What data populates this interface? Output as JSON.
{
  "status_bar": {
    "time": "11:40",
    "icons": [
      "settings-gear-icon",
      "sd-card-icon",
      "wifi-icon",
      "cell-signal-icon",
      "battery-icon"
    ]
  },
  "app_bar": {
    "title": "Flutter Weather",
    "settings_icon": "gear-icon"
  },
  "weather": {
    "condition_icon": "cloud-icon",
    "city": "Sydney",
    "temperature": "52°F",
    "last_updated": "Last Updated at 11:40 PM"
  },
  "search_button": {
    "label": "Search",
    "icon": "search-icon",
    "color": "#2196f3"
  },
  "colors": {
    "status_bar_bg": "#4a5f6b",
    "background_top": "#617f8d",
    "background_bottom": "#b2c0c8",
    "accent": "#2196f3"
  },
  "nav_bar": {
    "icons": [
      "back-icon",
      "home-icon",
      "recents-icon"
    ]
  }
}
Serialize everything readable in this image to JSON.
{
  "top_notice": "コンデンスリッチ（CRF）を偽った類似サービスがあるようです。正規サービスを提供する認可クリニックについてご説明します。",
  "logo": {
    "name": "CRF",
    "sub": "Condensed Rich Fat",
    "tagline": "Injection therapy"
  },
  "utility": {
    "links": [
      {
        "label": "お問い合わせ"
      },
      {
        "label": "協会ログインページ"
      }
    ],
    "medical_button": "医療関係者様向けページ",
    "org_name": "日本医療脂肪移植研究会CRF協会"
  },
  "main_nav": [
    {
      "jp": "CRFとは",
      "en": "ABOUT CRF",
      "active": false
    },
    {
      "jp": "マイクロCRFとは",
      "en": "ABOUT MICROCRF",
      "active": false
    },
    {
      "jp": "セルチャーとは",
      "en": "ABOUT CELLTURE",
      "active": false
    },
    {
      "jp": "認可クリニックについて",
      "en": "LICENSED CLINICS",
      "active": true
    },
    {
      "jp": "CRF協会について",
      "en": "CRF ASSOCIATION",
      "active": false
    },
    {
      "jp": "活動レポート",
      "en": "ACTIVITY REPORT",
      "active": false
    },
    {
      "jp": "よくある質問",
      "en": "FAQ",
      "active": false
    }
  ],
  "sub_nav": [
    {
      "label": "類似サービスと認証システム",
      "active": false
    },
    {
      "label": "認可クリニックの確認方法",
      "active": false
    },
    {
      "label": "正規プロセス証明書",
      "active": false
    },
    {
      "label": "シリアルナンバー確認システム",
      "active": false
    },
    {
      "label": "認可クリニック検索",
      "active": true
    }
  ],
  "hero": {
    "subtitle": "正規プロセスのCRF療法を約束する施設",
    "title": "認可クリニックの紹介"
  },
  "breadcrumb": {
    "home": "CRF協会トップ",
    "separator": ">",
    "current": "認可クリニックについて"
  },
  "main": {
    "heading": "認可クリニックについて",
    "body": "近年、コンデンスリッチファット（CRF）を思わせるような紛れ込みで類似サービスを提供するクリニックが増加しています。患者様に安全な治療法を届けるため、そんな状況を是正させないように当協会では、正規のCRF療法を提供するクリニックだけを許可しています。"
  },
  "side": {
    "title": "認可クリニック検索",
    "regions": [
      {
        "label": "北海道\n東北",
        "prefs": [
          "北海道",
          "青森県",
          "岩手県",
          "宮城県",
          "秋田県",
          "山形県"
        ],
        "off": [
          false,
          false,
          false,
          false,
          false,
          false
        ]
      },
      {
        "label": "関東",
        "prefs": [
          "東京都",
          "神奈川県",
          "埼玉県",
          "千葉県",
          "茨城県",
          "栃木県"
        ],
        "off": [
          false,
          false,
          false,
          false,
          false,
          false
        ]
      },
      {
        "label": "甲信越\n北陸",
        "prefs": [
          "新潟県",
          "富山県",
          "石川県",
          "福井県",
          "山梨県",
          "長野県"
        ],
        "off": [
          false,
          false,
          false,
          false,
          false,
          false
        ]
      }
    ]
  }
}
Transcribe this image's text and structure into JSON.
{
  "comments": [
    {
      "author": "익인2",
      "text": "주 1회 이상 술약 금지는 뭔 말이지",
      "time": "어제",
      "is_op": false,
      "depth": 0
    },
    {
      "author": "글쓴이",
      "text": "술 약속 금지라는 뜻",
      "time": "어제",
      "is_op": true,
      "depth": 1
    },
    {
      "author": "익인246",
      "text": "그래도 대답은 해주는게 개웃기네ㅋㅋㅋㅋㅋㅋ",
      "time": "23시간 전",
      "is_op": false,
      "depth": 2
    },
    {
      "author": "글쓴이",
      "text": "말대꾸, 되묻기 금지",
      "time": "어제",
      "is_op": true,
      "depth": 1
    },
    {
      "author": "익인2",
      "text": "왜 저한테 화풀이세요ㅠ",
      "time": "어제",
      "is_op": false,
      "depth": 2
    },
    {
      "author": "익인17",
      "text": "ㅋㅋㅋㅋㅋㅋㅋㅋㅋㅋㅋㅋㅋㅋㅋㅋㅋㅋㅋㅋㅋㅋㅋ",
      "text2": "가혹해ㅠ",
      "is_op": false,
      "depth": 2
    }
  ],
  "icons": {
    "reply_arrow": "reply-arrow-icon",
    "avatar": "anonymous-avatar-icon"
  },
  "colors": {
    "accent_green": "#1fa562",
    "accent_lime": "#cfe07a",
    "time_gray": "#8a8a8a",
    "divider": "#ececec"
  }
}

▶ **Problem to work on**
Every line of the records above needs to be given again exactly.

▶ **Exercise solution**
What data populates this interface? Output as JSON.
{
  "status_bar": {
    "time": "11:40",
    "icons": [
      "settings-gear-icon",
      "sd-card-icon",
      "wifi-icon",
      "cell-signal-icon",
      "battery-icon"
    ]
  },
  "app_bar": {
    "title": "Flutter Weather",
    "settings_icon": "gear-icon"
  },
  "weather": {
    "condition_icon": "cloud-icon",
    "city": "Sydney",
    "temperature": "52°F",
    "last_updated": "Last Updated at 11:40 PM"
  },
  "search_button": {
    "label": "Search",
    "icon": "search-icon",
    "color": "#2196f3"
  },
  "colors": {
    "status_bar_bg": "#4a5f6b",
    "background_top": "#617f8d",
    "background_bottom": "#b2c0c8",
    "accent": "#2196f3"
  },
  "nav_bar": {
    "icons": [
      "back-icon",
      "home-icon",
      "recents-icon"
    ]
  }
}
Serialize everything readable in this image to JSON.
{
  "top_notice": "コンデンスリッチ（CRF）を偽った類似サービスがあるようです。正規サービスを提供する認可クリニックについてご説明します。",
  "logo": {
    "name": "CRF",
    "sub": "Condensed Rich Fat",
    "tagline": "Injection therapy"
  },
  "utility": {
    "links": [
      {
        "label": "お問い合わせ"
      },
      {
        "label": "協会ログインページ"
      }
    ],
    "medical_button": "医療関係者様向けページ",
    "org_name": "日本医療脂肪移植研究会CRF協会"
  },
  "main_nav": [
    {
      "jp": "CRFとは",
      "en": "ABOUT CRF",
      "active": false
    },
    {
      "jp": "マイクロCRFとは",
      "en": "ABOUT MICROCRF",
      "active": false
    },
    {
      "jp": "セルチャーとは",
      "en": "ABOUT CELLTURE",
      "active": false
    },
    {
      "jp": "認可クリニックについて",
      "en": "LICENSED CLINICS",
      "active": true
    },
    {
      "jp": "CRF協会について",
      "en": "CRF ASSOCIATION",
      "active": false
    },
    {
      "jp": "活動レポート",
      "en": "ACTIVITY REPORT",
      "active": false
    },
    {
      "jp": "よくある質問",
      "en": "FAQ",
      "active": false
    }
  ],
  "sub_nav": [
    {
      "label": "類似サービスと認証システム",
      "active": false
    },
    {
      "label": "認可クリニックの確認方法",
      "active": false
    },
    {
      "label": "正規プロセス証明書",
      "active": false
    },
    {
      "label": "シリアルナンバー確認システム",
      "active": false
    },
    {
      "label": "認可クリニック検索",
      "active": true
    }
  ],
  "hero": {
    "subtitle": "正規プロセスのCRF療法を約束する施設",
    "title": "認可クリニックの紹介"
  },
  "breadcrumb": {
    "home": "CRF協会トップ",
    "separator": ">",
    "current": "認可クリニックについて"
  },
  "main": {
    "heading": "認可クリニックについて",
    "body": "近年、コンデンスリッチファット（CRF）を思わせるような紛れ込みで類似サービスを提供するクリニックが増加しています。患者様に安全な治療法を届けるため、そんな状況を是正させないように当協会では、正規のCRF療法を提供するクリニックだけを許可しています。"
  },
  "side": {
    "title": "認可クリニック検索",
    "regions": [
      {
        "label": "北海道\n東北",
        "prefs": [
          "北海道",
          "青森県",
          "岩手県",
          "宮城県",
          "秋田県",
          "山形県"
        ],
        "off": [
          false,
          false,
          false,
          false,
          false,
          false
        ]
      },
      {
        "label": "関東",
        "prefs": [
          "東京都",
          "神奈川県",
          "埼玉県",
          "千葉県",
          "茨城県",
          "栃木県"
        ],
        "off": [
          false,
          false,
          false,
          false,
          false,
          false
        ]
      },
      {
        "label": "甲信越\n北陸",
        "prefs": [
          "新潟県",
          "富山県",
          "石川県",
          "福井県",
          "山梨県",
          "長野県"
        ],
        "off": [
          false,
          false,
          false,
          false,
          false,
          false
        ]
      }
    ]
  }
}
Transcribe this image's text and structure into JSON.
{
  "comments": [
    {
      "author": "익인2",
      "text": "주 1회 이상 술약 금지는 뭔 말이지",
      "time": "어제",
      "is_op": false,
      "depth": 0
    },
    {
      "author": "글쓴이",
      "text": "술 약속 금지라는 뜻",
      "time": "어제",
      "is_op": true,
      "depth": 1
    },
    {
      "author": "익인246",
      "text": "그래도 대답은 해주는게 개웃기네ㅋㅋㅋㅋㅋㅋ",
      "time": "23시간 전",
      "is_op": false,
      "depth": 2
    },
    {
      "author": "글쓴이",
      "text": "말대꾸, 되묻기 금지",
      "time": "어제",
      "is_op": true,
      "depth": 1
    },
    {
      "author": "익인2",
      "text": "왜 저한테 화풀이세요ㅠ",
      "time": "어제",
      "is_op": false,
      "depth": 2
    },
    {
      "author": "익인17",
      "text": "ㅋㅋㅋㅋㅋㅋㅋㅋㅋㅋㅋㅋㅋㅋㅋㅋㅋㅋㅋㅋㅋㅋㅋ",
      "text2": "가혹해ㅠ",
      "is_op": false,
      "depth": 2
    }
  ],
  "icons": {
    "reply_arrow": "reply-arrow-icon",
    "avatar": "anonymous-avatar-icon"
  },
  "colors": {
    "accent_green": "#1fa562",
    "accent_lime": "#cfe07a",
    "time_gray": "#8a8a8a",
    "divider": "#ececec"
  }
}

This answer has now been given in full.